YOUR OBJECTIVE –
Find each line with the word "Capital" and say how many there are, nothing else.

=======

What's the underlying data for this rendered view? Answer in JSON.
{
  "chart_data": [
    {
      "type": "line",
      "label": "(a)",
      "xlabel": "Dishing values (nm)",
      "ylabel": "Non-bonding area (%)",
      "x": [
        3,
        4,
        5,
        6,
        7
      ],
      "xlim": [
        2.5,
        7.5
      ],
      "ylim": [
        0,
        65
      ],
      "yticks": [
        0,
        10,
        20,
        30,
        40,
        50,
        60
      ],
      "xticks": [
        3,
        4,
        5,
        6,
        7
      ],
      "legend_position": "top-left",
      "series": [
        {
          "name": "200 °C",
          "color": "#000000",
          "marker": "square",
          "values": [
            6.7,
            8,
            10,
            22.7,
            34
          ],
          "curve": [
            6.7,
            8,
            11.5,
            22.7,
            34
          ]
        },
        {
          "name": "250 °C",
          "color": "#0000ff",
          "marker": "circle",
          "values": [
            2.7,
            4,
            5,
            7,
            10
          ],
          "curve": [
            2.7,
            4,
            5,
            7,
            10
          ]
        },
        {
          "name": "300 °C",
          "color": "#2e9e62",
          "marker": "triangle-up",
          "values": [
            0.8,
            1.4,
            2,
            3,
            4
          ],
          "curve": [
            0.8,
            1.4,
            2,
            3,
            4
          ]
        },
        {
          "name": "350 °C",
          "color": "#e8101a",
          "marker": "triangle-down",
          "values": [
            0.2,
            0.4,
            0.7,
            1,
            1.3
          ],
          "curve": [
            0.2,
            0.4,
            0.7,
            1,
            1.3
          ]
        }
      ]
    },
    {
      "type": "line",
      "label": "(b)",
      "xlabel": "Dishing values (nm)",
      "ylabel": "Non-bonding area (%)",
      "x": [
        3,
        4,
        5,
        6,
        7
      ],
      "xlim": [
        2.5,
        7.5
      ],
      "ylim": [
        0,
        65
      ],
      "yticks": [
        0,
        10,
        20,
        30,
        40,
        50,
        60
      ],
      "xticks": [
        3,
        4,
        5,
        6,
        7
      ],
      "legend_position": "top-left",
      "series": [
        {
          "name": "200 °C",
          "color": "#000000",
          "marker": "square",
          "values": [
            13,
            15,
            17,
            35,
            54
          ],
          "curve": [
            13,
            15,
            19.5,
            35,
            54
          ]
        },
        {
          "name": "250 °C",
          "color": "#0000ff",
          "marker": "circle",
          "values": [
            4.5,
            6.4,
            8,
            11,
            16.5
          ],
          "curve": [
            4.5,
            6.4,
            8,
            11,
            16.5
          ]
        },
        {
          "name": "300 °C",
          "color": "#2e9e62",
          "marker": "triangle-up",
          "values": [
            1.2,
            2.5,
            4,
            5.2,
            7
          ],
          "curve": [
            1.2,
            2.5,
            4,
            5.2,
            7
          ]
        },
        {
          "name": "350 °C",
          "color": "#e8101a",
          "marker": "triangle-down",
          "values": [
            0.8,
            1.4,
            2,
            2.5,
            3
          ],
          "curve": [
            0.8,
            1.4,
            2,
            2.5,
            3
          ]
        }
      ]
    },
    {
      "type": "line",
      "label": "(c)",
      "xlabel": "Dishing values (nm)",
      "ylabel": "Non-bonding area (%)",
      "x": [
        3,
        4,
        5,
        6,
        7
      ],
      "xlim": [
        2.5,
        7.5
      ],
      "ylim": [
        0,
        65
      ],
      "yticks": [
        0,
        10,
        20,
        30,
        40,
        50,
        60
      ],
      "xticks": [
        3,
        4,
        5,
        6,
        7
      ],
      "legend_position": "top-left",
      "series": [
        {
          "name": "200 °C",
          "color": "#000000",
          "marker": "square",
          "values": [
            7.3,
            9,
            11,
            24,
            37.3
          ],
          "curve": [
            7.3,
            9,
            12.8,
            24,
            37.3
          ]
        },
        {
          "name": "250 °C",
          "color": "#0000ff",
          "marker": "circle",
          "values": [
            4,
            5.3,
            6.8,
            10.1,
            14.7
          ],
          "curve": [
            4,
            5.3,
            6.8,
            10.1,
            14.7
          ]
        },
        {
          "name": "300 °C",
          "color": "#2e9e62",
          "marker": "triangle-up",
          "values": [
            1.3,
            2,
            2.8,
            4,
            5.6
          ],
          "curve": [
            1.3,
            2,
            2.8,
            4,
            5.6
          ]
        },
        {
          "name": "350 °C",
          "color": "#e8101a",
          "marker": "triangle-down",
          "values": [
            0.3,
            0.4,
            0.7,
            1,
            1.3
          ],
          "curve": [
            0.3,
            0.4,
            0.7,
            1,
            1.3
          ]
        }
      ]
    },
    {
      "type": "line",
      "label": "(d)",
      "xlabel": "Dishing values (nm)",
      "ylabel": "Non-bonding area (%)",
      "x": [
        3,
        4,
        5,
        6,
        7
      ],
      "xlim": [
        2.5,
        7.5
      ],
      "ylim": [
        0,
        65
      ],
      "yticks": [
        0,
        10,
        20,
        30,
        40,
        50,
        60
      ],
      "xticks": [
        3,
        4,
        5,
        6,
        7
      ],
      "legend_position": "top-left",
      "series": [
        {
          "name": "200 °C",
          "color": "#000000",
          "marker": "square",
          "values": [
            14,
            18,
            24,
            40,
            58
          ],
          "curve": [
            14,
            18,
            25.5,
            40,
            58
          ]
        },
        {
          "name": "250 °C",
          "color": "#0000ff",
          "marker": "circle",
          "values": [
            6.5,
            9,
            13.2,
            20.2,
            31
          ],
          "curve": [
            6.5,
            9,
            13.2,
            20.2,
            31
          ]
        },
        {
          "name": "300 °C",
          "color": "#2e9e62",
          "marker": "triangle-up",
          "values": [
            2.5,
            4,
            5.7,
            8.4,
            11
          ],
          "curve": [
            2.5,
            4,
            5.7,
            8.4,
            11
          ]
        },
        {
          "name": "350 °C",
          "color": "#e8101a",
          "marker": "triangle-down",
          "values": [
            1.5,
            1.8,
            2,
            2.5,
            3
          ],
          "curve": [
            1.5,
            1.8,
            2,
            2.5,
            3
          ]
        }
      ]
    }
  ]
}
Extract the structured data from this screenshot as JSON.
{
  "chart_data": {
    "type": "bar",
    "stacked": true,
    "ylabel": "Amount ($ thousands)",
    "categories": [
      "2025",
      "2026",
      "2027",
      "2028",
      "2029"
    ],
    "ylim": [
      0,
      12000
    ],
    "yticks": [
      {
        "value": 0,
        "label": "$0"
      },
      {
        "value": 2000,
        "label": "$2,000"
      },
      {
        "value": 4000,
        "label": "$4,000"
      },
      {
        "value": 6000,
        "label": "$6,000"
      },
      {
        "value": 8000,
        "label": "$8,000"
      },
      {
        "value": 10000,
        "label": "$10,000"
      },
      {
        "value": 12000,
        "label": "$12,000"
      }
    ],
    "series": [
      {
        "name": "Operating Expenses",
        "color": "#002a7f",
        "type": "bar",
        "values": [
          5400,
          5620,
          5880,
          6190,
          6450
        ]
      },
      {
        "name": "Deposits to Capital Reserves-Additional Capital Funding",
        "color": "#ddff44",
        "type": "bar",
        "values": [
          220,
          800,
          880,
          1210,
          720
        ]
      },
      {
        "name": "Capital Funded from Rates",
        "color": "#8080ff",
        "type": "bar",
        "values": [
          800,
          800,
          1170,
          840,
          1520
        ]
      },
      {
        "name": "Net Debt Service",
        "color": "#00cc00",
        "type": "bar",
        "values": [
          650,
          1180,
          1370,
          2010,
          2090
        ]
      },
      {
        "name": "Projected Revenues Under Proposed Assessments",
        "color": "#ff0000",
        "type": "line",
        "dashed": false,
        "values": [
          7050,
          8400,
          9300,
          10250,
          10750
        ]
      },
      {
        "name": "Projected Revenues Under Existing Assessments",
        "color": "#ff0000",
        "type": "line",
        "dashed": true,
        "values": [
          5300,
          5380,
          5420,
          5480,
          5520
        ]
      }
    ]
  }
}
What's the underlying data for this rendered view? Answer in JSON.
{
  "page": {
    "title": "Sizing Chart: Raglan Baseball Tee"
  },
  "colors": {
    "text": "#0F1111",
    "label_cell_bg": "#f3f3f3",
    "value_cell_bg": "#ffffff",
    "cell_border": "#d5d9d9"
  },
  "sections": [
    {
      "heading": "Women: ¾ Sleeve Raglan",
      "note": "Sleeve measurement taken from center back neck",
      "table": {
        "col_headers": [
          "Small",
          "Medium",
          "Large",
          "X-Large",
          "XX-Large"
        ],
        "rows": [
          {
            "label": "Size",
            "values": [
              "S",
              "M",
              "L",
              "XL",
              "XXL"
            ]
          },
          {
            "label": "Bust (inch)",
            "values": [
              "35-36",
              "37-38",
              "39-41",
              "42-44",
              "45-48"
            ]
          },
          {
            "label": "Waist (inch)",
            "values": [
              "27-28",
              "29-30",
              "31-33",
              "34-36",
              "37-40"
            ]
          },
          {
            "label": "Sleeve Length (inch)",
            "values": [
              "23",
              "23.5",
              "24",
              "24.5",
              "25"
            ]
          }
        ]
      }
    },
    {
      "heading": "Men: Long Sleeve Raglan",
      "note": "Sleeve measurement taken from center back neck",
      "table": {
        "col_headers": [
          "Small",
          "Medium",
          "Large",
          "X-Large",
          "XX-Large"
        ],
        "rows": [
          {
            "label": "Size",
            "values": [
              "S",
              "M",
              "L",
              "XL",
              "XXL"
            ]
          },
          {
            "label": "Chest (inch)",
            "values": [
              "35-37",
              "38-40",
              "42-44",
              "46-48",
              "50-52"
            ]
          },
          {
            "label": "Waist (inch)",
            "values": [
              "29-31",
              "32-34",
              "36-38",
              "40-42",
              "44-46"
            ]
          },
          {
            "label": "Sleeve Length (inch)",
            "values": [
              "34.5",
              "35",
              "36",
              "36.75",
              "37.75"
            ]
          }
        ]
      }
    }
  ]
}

=======

WRITTEN ANSWER –
2